Extract to read →
══════
Business Law

In re RS Air, LLC, 651 B.R. 538 (B.A.P. 9th Cir. 2023) 

The following is a case update written by the Hon. Meredith Jury (U.S. Bankruptcy Judge, C.D. CA., Ret.), analyzing a recent decision of interest:


The Bankruptcy Appellate Panel for the Ninth Circuit (the BAP) published a recent opinion to confirm that the discharge injunction does not protect a debtor’s alter egos.  In re RS Air, LLC, 651 B.R. 538 (B.A.P. 9th Cir. 2023).

To view the opinion, click here.


RS Air is a Delaware limited liability company whose primary purpose is to provide transportation services to Stephen Perlman, its founder and sole member.  Perlman is the trustee of his trust, the Perlman Trust (the Trust). NetJets Aviation, Inc. and related entities are in the business of selling and leasing fractional interests in private jets.  RS Air purchased a 6.25% interest in two aircraft from NetJets.  NetJets sued RS Air in Ohio, asserting breaches by RS Air under the agreements, and RS Air counterclaimed.  Just before trial in Ohio, RS Air filed a Subchapter V chapter 11 in California.

NetJets filed a $2.133 million proof of claim and unsuccessfully moved to dismiss the subchapter V case.  It also filed a motion requesting standing to assert alter ego claims against Perlman and the Trust, which the bankruptcy court denied.  The BAP in a prior appeal vacated that denial, noting an error in the bankruptcy court’s interpretation of Delaware law on veil-piercing, but remarked in that ruling that once RS Air’s plan was confirmed, any party could assert the alter ego claims.  In the meantime, the bankruptcy court confirmed a chapter 11 plan that would pay NetJets a pro-rata share of a $100,000 contribution from Perlman.
══════
Supplied material →
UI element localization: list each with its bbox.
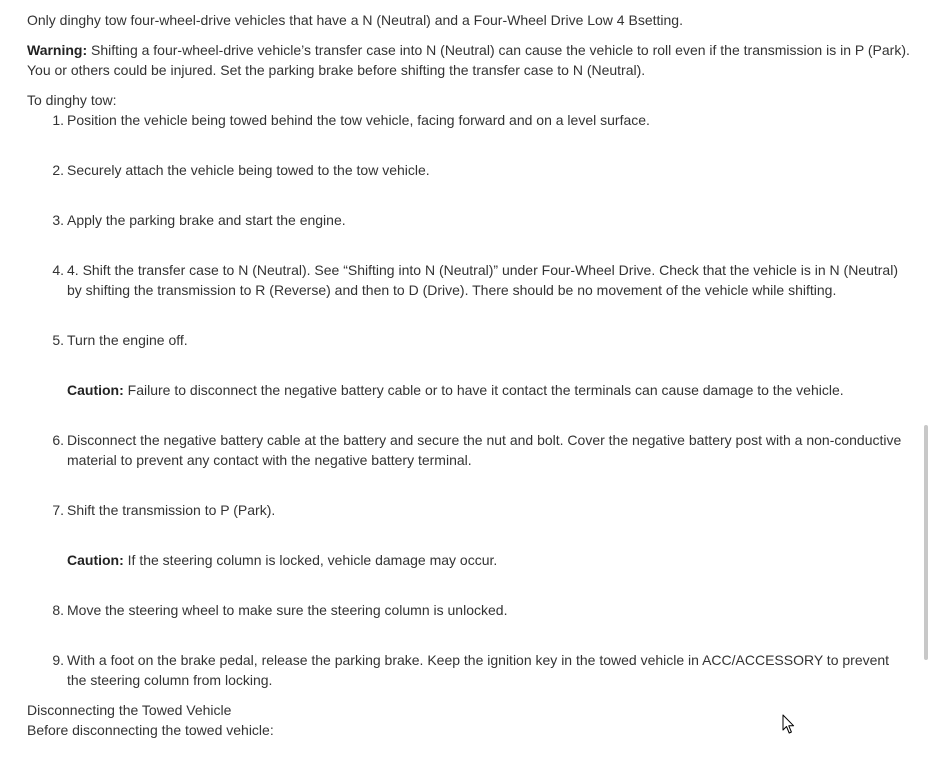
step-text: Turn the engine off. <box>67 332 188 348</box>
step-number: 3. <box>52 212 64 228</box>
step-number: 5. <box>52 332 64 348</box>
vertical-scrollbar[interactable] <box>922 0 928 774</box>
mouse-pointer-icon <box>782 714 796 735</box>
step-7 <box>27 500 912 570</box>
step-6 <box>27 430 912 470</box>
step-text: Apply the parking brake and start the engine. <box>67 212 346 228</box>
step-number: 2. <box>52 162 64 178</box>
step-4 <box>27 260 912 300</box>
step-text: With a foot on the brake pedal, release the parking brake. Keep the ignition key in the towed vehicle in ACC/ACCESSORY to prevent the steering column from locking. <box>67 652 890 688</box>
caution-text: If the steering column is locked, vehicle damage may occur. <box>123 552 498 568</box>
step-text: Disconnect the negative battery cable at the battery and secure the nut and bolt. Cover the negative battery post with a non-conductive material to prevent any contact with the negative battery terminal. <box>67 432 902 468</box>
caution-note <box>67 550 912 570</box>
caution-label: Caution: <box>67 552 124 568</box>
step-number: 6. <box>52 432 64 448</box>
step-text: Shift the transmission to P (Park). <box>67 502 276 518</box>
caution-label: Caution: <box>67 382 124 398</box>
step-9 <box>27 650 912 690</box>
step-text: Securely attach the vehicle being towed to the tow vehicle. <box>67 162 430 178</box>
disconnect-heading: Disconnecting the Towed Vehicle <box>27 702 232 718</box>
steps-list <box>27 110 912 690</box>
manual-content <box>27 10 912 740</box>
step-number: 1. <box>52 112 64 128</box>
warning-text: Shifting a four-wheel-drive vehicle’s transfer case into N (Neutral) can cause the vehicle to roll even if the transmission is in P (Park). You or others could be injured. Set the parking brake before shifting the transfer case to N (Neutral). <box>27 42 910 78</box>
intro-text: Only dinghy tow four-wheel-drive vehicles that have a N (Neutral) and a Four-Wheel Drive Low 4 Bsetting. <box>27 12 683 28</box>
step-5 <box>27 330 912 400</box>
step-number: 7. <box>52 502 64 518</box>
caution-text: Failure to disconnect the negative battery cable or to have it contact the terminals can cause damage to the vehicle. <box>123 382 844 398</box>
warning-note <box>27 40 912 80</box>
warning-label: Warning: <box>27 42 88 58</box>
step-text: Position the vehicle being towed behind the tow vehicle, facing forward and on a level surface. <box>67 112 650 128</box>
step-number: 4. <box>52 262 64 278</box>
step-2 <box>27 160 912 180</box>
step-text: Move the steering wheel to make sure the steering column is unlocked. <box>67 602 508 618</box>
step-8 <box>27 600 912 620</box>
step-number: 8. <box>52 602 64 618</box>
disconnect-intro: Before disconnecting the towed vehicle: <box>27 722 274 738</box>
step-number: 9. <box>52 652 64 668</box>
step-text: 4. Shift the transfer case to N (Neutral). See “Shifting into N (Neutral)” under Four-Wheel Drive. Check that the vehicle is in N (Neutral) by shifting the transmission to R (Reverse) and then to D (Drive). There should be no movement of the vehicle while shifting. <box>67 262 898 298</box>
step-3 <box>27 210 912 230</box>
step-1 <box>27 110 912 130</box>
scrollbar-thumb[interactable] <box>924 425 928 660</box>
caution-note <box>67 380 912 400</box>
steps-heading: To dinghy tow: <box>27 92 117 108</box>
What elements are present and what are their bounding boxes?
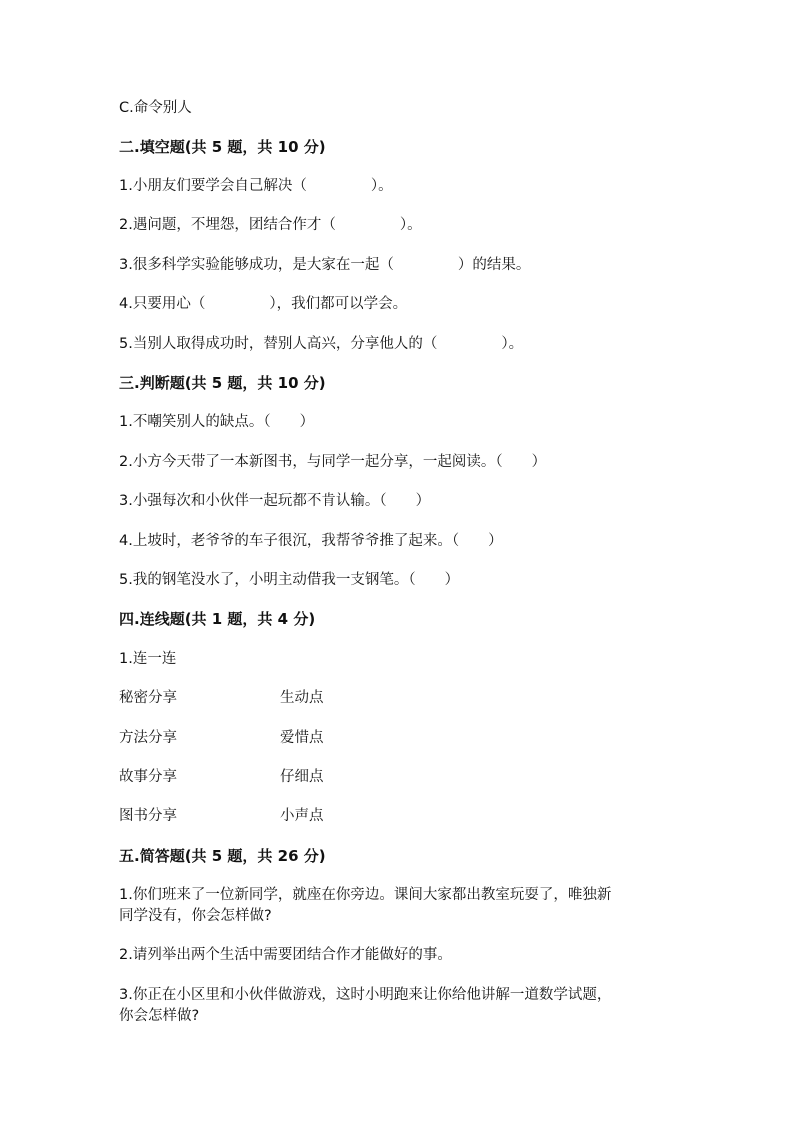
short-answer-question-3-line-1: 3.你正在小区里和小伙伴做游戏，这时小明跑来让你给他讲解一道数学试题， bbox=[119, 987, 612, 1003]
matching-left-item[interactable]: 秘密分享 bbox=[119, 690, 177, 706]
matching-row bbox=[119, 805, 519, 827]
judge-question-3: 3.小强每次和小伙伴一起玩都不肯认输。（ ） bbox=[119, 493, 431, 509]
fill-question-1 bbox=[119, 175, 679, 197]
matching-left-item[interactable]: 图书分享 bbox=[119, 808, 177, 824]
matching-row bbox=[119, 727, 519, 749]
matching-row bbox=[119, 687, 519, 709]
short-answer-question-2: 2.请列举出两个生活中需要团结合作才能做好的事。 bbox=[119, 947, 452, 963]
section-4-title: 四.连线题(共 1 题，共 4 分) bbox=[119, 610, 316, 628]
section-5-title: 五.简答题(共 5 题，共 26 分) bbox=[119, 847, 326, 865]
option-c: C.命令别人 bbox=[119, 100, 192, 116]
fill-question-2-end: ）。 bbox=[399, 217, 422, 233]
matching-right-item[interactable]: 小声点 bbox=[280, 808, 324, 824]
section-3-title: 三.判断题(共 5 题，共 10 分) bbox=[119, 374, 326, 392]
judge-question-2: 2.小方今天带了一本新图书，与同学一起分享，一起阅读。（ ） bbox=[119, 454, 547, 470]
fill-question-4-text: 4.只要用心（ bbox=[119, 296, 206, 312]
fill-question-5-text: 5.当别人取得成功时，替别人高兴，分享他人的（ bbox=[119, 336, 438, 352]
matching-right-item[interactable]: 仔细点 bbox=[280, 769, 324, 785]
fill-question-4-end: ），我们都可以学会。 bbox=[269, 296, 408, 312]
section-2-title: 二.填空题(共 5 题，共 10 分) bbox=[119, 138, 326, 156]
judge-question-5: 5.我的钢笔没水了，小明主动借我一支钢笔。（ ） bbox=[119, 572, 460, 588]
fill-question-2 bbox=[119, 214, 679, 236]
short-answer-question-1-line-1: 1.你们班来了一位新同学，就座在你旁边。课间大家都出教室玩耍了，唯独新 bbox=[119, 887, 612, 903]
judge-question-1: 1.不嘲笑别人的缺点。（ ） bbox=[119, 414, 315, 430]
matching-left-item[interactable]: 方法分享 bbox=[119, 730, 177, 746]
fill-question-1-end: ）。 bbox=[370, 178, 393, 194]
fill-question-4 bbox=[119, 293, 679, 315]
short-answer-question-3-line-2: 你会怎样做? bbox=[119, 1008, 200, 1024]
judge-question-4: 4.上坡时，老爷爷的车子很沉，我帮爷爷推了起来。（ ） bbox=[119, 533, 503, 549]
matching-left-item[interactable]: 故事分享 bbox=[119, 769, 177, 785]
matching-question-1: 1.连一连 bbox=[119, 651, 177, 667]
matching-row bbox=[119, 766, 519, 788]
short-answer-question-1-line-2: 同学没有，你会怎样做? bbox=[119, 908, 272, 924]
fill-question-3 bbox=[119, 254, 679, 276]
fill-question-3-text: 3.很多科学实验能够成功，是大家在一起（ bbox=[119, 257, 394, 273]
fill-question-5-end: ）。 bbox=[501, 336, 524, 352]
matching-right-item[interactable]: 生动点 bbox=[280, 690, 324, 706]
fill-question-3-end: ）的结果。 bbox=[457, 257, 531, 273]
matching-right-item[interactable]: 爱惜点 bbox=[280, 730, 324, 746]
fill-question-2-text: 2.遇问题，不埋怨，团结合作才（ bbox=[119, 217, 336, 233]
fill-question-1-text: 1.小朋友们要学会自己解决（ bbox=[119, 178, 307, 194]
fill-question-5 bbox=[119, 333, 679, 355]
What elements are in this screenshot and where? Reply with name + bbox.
══════
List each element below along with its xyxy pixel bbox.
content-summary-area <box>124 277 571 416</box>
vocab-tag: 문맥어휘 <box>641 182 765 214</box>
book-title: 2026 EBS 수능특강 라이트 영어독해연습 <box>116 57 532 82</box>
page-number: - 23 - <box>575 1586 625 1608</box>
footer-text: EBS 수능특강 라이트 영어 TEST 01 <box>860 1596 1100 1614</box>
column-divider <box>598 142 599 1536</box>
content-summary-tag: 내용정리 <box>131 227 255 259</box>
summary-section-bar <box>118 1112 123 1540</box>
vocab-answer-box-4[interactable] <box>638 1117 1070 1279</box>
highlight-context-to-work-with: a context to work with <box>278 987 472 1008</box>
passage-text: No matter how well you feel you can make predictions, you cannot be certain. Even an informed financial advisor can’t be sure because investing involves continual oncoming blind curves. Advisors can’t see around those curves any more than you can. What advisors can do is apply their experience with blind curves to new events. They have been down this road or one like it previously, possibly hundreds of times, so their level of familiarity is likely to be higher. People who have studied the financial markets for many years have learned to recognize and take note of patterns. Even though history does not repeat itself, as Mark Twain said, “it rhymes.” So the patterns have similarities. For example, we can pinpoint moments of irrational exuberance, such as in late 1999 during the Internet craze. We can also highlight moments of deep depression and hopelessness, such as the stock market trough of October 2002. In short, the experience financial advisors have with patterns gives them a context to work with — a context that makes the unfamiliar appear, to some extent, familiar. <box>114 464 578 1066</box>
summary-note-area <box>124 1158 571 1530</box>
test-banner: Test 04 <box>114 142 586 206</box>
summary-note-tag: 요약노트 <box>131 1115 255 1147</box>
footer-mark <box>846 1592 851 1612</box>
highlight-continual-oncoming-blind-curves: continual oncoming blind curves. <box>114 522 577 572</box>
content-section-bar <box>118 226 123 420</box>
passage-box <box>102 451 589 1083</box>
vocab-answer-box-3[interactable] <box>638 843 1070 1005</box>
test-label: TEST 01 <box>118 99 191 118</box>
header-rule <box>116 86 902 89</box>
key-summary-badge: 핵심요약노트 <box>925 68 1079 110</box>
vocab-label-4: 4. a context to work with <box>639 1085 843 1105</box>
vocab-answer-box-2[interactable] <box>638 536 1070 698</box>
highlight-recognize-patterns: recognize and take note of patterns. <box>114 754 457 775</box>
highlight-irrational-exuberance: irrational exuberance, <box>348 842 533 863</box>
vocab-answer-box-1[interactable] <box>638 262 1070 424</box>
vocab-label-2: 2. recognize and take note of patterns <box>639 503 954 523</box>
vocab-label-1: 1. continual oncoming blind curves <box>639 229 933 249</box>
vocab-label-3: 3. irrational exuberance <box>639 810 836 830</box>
══════
Prompt → Reproduce the bankruptcy case update at the top, word for word and in full.

Worked answer →
Business Law

In re RS Air, LLC, 651 B.R. 538 (B.A.P. 9th Cir. 2023) 

The following is a case update written by the Hon. Meredith Jury (U.S. Bankruptcy Judge, C.D. CA., Ret.), analyzing a recent decision of interest:


The Bankruptcy Appellate Panel for the Ninth Circuit (the BAP) published a recent opinion to confirm that the discharge injunction does not protect a debtor’s alter egos.  In re RS Air, LLC, 651 B.R. 538 (B.A.P. 9th Cir. 2023).

To view the opinion, click here.


RS Air is a Delaware limited liability company whose primary purpose is to provide transportation services to Stephen Perlman, its founder and sole member.  Perlman is the trustee of his trust, the Perlman Trust (the Trust). NetJets Aviation, Inc. and related entities are in the business of selling and leasing fractional interests in private jets.  RS Air purchased a 6.25% interest in two aircraft from NetJets.  NetJets sued RS Air in Ohio, asserting breaches by RS Air under the agreements, and RS Air counterclaimed.  Just before trial in Ohio, RS Air filed a Subchapter V chapter 11 in California.

NetJets filed a $2.133 million proof of claim and unsuccessfully moved to dismiss the subchapter V case.  It also filed a motion requesting standing to assert alter ego claims against Perlman and the Trust, which the bankruptcy court denied.  The BAP in a prior appeal vacated that denial, noting an error in the bankruptcy court’s interpretation of Delaware law on veil-piercing, but remarked in that ruling that once RS Air’s plan was confirmed, any party could assert the alter ego claims.  In the meantime, the bankruptcy court confirmed a chapter 11 plan that would pay NetJets a pro-rata share of a $100,000 contribution from Perlman.